### Kutipan Teks
__________

IndonesiaInteraktif.com, Bengkulu — Menepis godaan untuk tidak melakukan tindak pidana korupsi bagi seorang Kepala Daerah bukanlah pekerjaan yang mudah. Apalagi untuk menjadi seorang kepala daerah di Indonesia memerlukan “biaya politik yang tinggi.” Sudah bukan rahasia umum lagi, sehebat apapun calon kepala daerah kalau tidak mampu memberi “suap” kepada masyarakat pemilihnya maka tidak akan di pilih.
Loyalitas pemilih objektif digerus oleh ”amplop.” Menjadi Kepala Daerah di Provinsi Bengkulu bukanlah perkara yang mudah, karena hampir seluruh Gubernur di Provinsi Bengkulu terlibat korupsi dan telah di hukum dengan pidana penjara.
Mulai dari Agusrin M. Najamuddin, Ustaz Junaidi Hamzah, Ridwan Mukti hingga Rohidin Mersyah berturut-turut terlibat kasus korupsi.
Bahkan Gubernur Helmi Hasan pun diduga juga akan terjerat kasus korupsi saat beliau menjabat sebagai Walikota Bengkulu dan hal ini dapat dilihat saat Walikota Ahmad Kanedi yang menjabat Walikota sebelum Helmi Hasan dijadikan sebagai tersangka oleh Kejaksaan Tinggi Bengkulu atas kasus korupsi di Pemerintah Kota Bengkulu.
“Saya yakin, dengan ditersangkakannya Bang Ken (Ahmad Kanedi), beliau pasti akan buka-bukaan,” kata HR yang enggan disebutkan namanya secara jelas.
Penulis menduga ada ketakutan yang luar biasa dari pihak tertentu atas kasus korupsi di Pemerintah Kota Bengkulu yang diduga terjadi saat Helmi Hasan menjabat sebagai Walikota Bengkulu.
Dalam beberapa kesempatan, Helmi Hasan kembali menunjukkan pendekatan strategis melalui hubungan yang dibangun dengan aparat penegak hukum. Momen simbolik penyerahan “tongkat sakti” kepada Kepala Kejaksaan Tinggi Bengkulu, hingga komunikasi langsung dengan Jaksa Agung RI, menjadi bagian dari strategi yang diyakini beliau “efektif” agar terhindar dari jerat kasus hukum di Pemerintah Kota Bengkulu yang telah menyebabkan mantan Walikota terdahulu Ahmad Kanedi menjadi tersangka dan telah ditahan di lapas Malabero Bengkulu.
Pertanyaannya, apakah hanya Ahmad Kanedi CS saja yang terlibat dan menjadi tersangka ?, mengingat masa pemerintahan Ahmad Kenedi dilanjutkan oleh masa pemerintahan Helmi Hasan?, hal ini perlu di dalami oleh aparat penegak hukum agar apa yang terjadi di Kota Bengkulu khususnya dugaan tindak pidana korupsi dapat terang benderang.

__________

### Data yang Diberikan

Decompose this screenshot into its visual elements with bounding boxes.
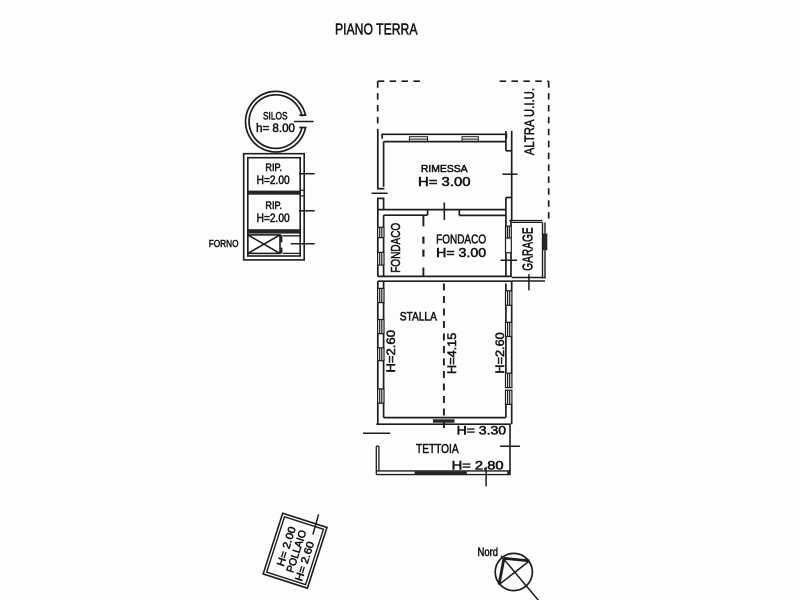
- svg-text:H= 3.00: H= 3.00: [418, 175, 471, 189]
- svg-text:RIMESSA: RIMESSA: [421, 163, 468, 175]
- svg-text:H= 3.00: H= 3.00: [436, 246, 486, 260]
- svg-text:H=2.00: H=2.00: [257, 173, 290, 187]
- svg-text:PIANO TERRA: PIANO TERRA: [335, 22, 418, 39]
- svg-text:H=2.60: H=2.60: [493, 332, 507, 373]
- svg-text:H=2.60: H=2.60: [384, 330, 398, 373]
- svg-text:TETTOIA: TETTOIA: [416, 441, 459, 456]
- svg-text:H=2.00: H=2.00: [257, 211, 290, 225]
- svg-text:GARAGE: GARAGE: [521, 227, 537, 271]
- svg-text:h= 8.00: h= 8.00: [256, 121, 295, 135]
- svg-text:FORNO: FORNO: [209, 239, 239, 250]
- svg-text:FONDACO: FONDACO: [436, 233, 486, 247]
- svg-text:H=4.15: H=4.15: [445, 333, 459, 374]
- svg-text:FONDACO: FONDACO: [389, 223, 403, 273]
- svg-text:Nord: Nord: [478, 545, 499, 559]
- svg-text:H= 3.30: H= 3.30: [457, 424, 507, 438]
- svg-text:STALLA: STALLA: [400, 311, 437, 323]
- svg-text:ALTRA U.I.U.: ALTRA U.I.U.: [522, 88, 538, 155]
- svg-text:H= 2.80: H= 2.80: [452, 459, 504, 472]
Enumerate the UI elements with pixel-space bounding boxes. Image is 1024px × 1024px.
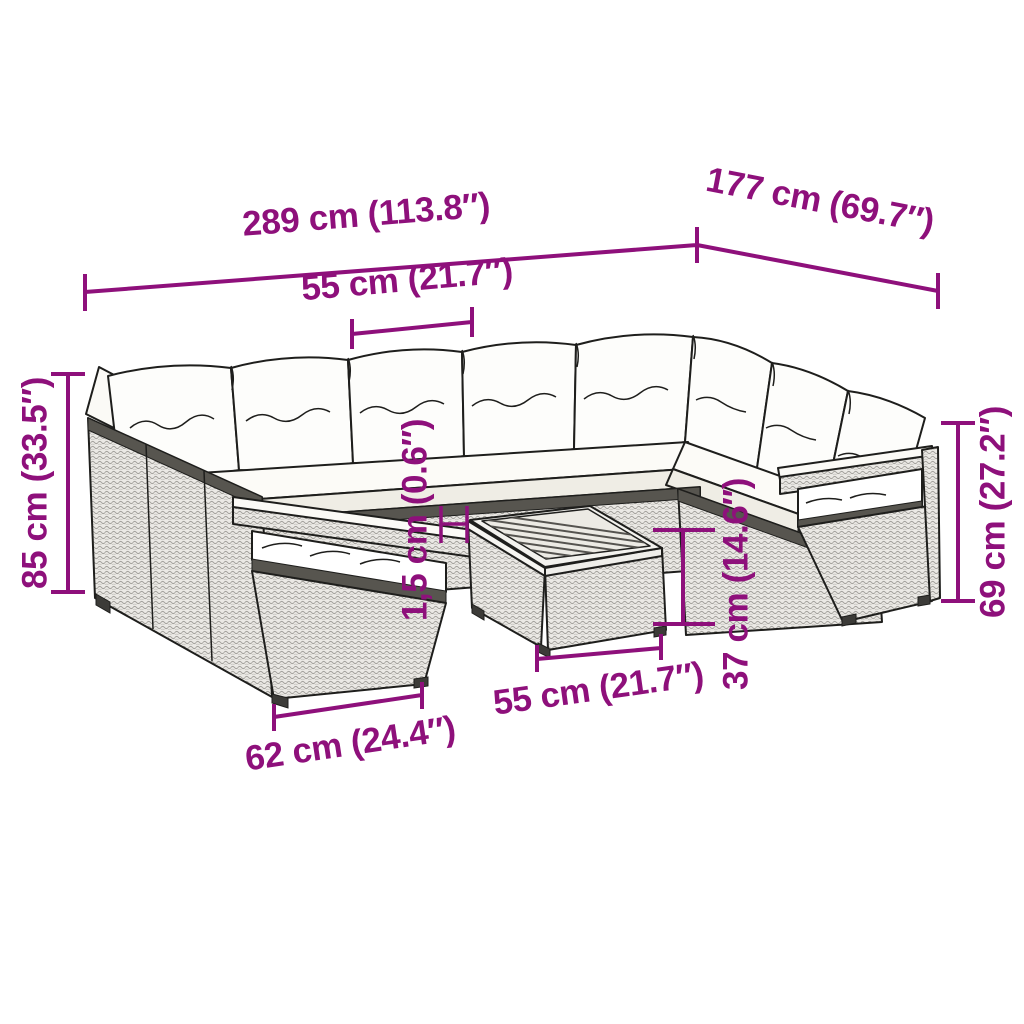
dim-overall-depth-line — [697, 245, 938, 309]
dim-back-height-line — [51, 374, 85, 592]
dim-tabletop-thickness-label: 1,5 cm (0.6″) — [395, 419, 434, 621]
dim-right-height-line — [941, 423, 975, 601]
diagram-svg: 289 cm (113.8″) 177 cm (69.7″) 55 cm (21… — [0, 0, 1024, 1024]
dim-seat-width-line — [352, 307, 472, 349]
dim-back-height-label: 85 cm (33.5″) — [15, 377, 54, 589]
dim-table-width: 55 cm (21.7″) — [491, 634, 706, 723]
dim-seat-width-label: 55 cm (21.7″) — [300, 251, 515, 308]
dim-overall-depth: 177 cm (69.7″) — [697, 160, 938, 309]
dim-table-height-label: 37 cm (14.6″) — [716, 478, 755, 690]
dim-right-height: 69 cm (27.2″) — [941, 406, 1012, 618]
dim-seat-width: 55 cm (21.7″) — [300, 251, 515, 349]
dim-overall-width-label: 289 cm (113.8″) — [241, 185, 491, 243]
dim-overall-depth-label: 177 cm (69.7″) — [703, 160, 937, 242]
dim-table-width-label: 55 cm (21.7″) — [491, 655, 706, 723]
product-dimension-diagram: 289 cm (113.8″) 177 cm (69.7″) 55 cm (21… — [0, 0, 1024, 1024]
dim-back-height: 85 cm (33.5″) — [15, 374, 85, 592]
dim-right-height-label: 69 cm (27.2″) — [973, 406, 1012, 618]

__________

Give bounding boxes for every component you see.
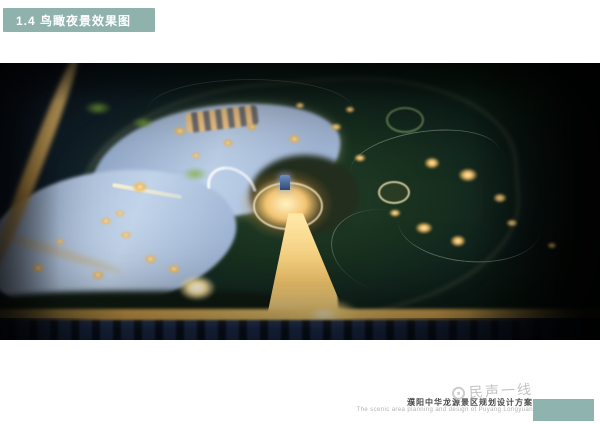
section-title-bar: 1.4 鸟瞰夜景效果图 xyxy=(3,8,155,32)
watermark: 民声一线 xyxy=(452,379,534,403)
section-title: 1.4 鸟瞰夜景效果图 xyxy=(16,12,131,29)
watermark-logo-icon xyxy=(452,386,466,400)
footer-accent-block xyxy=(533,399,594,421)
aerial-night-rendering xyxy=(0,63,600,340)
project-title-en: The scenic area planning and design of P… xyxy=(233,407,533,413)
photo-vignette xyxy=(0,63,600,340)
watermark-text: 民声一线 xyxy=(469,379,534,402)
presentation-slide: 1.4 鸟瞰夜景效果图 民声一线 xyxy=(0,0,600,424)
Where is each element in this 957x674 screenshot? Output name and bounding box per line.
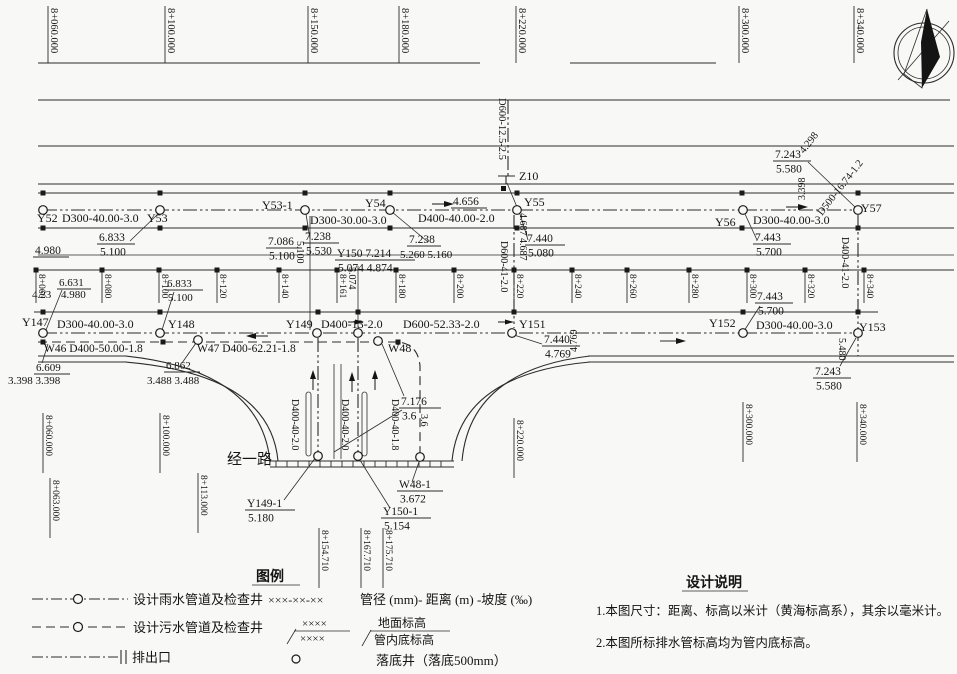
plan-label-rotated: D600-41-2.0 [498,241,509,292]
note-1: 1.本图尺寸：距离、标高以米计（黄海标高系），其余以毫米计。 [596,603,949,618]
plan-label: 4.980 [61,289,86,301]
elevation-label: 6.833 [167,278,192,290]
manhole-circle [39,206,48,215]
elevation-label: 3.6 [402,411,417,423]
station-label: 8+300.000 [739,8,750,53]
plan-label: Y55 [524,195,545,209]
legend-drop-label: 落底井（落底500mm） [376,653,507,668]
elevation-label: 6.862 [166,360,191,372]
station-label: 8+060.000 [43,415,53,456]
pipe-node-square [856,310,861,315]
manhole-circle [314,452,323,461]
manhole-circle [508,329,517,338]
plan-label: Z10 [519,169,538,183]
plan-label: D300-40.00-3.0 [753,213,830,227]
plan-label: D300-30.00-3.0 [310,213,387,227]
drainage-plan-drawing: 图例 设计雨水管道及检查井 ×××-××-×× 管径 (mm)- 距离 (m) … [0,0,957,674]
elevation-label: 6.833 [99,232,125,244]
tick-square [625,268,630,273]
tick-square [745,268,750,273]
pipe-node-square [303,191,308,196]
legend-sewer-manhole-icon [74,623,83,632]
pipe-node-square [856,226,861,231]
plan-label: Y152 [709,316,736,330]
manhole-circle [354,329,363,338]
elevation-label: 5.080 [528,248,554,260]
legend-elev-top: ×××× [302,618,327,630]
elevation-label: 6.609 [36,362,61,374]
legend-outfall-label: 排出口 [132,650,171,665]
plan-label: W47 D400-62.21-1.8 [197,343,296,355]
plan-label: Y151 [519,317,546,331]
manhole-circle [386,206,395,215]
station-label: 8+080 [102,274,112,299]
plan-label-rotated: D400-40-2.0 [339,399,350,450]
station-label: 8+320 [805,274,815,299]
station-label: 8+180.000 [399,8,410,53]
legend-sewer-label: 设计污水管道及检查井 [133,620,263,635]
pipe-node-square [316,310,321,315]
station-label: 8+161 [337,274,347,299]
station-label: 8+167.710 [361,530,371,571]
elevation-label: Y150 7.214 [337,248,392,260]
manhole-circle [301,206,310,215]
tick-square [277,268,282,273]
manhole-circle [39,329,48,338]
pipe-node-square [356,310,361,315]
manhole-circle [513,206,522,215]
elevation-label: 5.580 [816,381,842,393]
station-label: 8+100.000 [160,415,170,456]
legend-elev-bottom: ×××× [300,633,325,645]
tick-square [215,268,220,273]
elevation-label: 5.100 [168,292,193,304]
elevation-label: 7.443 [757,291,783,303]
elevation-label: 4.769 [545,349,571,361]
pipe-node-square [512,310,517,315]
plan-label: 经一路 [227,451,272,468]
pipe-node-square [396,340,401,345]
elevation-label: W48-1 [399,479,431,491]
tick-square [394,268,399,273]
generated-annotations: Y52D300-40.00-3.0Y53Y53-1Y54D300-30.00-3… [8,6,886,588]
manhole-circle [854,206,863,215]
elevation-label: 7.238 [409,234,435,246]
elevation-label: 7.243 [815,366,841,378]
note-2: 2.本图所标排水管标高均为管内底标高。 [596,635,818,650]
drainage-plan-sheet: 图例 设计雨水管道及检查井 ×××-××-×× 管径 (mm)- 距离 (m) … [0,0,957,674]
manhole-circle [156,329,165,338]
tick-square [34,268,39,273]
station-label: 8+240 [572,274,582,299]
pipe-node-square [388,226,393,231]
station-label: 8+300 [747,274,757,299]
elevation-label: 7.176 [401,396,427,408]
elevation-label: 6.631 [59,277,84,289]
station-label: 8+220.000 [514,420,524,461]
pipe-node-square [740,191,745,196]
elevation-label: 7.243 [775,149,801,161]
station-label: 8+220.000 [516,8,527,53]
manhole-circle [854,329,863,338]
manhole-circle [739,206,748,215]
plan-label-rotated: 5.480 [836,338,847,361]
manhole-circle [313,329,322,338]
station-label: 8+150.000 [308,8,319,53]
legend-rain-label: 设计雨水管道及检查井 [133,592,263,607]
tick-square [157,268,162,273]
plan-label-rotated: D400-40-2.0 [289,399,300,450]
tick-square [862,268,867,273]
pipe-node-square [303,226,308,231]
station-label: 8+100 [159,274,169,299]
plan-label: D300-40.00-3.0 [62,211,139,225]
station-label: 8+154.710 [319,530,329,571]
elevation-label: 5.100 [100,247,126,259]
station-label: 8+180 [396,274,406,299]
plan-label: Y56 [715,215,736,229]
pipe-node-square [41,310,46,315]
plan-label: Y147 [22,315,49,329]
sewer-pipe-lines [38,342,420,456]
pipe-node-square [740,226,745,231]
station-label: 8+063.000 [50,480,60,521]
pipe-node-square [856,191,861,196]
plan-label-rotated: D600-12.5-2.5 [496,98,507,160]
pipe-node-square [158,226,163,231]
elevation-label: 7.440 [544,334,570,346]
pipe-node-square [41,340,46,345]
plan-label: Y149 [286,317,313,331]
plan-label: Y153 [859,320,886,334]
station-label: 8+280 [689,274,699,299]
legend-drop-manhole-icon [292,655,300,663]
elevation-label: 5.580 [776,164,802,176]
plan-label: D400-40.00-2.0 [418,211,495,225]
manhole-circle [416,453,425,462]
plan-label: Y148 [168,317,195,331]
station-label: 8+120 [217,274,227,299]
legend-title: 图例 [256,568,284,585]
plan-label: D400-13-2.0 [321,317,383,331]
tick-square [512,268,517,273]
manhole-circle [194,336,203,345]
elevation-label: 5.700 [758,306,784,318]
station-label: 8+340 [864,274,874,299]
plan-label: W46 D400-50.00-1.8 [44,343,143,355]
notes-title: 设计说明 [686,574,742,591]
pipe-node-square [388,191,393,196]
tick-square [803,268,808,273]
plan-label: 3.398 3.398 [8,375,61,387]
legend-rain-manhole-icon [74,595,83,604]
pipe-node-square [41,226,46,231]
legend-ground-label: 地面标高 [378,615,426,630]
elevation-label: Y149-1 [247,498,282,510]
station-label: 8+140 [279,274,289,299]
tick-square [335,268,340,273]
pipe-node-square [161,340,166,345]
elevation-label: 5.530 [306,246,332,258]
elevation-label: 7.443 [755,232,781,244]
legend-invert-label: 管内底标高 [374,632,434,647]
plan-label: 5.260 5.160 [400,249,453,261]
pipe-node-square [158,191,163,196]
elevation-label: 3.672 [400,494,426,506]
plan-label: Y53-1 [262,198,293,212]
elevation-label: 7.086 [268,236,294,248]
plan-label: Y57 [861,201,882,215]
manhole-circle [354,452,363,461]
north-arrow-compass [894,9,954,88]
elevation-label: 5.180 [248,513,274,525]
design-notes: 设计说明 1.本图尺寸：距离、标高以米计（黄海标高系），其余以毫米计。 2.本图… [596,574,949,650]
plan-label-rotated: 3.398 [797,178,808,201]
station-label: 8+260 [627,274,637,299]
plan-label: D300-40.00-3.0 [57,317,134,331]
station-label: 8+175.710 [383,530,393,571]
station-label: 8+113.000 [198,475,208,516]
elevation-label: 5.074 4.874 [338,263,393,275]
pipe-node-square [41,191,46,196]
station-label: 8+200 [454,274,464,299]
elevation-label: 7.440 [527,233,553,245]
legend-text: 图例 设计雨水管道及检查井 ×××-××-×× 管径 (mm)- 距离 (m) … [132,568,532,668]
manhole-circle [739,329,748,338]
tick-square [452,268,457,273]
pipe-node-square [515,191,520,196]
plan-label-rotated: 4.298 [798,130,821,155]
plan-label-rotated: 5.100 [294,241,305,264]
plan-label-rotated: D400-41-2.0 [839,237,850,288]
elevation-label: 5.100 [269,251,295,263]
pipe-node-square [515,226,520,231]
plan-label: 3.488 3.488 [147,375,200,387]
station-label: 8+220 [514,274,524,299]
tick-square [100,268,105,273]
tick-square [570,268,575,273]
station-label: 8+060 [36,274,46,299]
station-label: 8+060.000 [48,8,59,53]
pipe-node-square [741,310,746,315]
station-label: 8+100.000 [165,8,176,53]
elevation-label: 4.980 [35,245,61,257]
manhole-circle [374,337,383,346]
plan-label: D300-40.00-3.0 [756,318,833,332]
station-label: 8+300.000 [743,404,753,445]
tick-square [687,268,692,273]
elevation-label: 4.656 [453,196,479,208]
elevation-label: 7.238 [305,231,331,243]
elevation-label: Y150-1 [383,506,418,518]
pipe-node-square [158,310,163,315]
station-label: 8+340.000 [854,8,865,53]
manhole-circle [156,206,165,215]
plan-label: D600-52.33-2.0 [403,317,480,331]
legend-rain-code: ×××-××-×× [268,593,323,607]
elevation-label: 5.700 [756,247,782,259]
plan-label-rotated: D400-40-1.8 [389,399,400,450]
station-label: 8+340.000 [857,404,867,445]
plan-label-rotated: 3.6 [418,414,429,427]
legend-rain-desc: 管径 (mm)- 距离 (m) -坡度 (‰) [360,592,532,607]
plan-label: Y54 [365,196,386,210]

__________

### Perintah Tertulis A
Menurut teks tentang korupsi kepala daerah di Bengkulu, di lapas mana Ahmad Kanedi ditahan?
### Perintah Tertulis B
Teruskan teks tentang korupsi kepala daerah di Bengkulu, dimulai setelah kalimat terakhirnya.

### Hasil Akhir A
Di lapas Malabero Bengkulu.

### Hasil Akhir B
Pada awal masa jabatannya, Helmi Hasan sempat lantang menyuarakan kasus korupsi di Pemkot Bengkulu dan hal ini menghilang sejak Helmi Hasan memerintah sebagai Walikota Bengkulu selama 2 periode, ada apakah gerangan ?, hal ini perlu didalami oleh aparat penegak hukum.
Tongkat Sakti: Simbol Penghormatan dan Koneksi Awal
Pada 15 Juni 2020, saat masih menjabat Wali Kota Bengkulu, Helmi Hasan melakukan kunjungan silaturahmi ke Kejati Bengkulu dan menyerahkan tongkat berlogo Pemkot Bengkulu kepada Kajati A. Muh. Taufik sebagai simbol dukungan dan kolaborasi dalam penegakan hukum di wilayah itu . Aksi ini dibaca sebagai langkah strategis menjaga hubungan baik institusional antara eksekutif daerah dan penegak hukum.
Silaturahmi Tingkat Tinggi : Menjalin Akses ke Pucuk Kejaksaan
Hubungan tersebut melangkah lebih jauh ketika Helmi, sebagai pejabat publik senior daerah, melakukan pertemuan tidak langsung melalui forum-forum kepala daerah yang melibatkan Jaksa Agung ST Burhanuddin. Dalam kesempatan Retret Kepemimpinan Kepala Daerah di Magelang, Februari 2025, Jaksa Agung secara tegas menyampaikan bahwa tidak akan ada ruang bagi koruptor, menegaskan pentingnya integritas dalam pemerintahan daerah. Meskipun tidak ada bukti pertemuan satu‑lawan‑satu, posisi Helmi Hasan sebagai bagian dari kepala daerah “yang dekat dengan Jaksa Agung” memberi kesan bahwa dia mendapat akses langsung untuk menyampaikan dukungan maupun aspirasi terkait percepatan kasus-kasus korupsi di daerah.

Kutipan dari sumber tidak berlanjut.